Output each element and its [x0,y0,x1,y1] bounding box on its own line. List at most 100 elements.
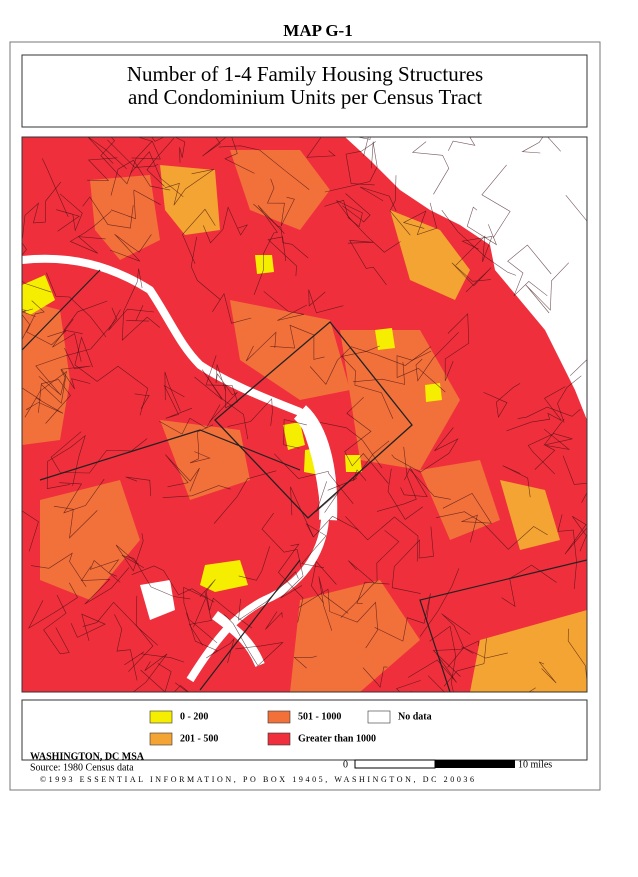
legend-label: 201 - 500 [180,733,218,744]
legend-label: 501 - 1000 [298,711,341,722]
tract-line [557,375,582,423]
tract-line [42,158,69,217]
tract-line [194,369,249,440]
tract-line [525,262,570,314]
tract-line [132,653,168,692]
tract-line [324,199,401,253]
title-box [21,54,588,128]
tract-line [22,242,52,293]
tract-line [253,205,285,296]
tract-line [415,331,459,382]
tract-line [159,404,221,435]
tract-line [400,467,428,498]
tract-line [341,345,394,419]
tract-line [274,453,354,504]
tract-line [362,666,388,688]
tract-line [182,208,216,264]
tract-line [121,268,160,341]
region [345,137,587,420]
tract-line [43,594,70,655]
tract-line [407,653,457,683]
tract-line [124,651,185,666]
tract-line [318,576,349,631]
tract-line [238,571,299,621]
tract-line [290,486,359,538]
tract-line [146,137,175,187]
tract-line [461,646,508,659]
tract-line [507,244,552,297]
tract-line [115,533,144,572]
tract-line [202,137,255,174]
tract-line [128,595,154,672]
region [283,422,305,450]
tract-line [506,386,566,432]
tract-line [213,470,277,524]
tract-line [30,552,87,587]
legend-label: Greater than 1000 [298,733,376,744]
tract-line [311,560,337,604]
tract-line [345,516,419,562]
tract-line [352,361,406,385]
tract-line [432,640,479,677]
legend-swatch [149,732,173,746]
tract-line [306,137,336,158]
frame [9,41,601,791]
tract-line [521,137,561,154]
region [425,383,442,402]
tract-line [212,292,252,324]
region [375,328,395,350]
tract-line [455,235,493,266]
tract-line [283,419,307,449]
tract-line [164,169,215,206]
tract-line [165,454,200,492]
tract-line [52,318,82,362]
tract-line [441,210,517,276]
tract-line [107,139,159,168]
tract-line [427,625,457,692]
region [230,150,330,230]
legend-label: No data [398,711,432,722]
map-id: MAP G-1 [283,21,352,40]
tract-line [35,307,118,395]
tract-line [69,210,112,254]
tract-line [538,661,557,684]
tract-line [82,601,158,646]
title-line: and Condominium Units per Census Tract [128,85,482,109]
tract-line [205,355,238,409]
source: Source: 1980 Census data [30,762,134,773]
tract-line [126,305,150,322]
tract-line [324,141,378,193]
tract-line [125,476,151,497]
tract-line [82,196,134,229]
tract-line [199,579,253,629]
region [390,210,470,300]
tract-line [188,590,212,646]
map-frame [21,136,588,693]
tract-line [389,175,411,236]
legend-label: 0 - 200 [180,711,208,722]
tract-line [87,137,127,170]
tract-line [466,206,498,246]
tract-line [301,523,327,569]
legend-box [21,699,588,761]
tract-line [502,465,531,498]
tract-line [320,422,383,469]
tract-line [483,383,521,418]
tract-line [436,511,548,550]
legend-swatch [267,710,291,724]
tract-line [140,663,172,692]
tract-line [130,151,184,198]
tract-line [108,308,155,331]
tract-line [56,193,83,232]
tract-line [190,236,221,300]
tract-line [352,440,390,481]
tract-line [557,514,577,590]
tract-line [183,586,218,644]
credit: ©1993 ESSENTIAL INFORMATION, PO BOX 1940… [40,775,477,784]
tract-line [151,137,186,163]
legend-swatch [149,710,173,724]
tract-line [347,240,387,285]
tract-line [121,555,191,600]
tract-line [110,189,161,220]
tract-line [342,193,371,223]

※ ※ ※

» WHAT TO DO
Count the lines in the material above that contain the string "label", and give only that number.

» SOLUTION TO THIS EXERCISE
5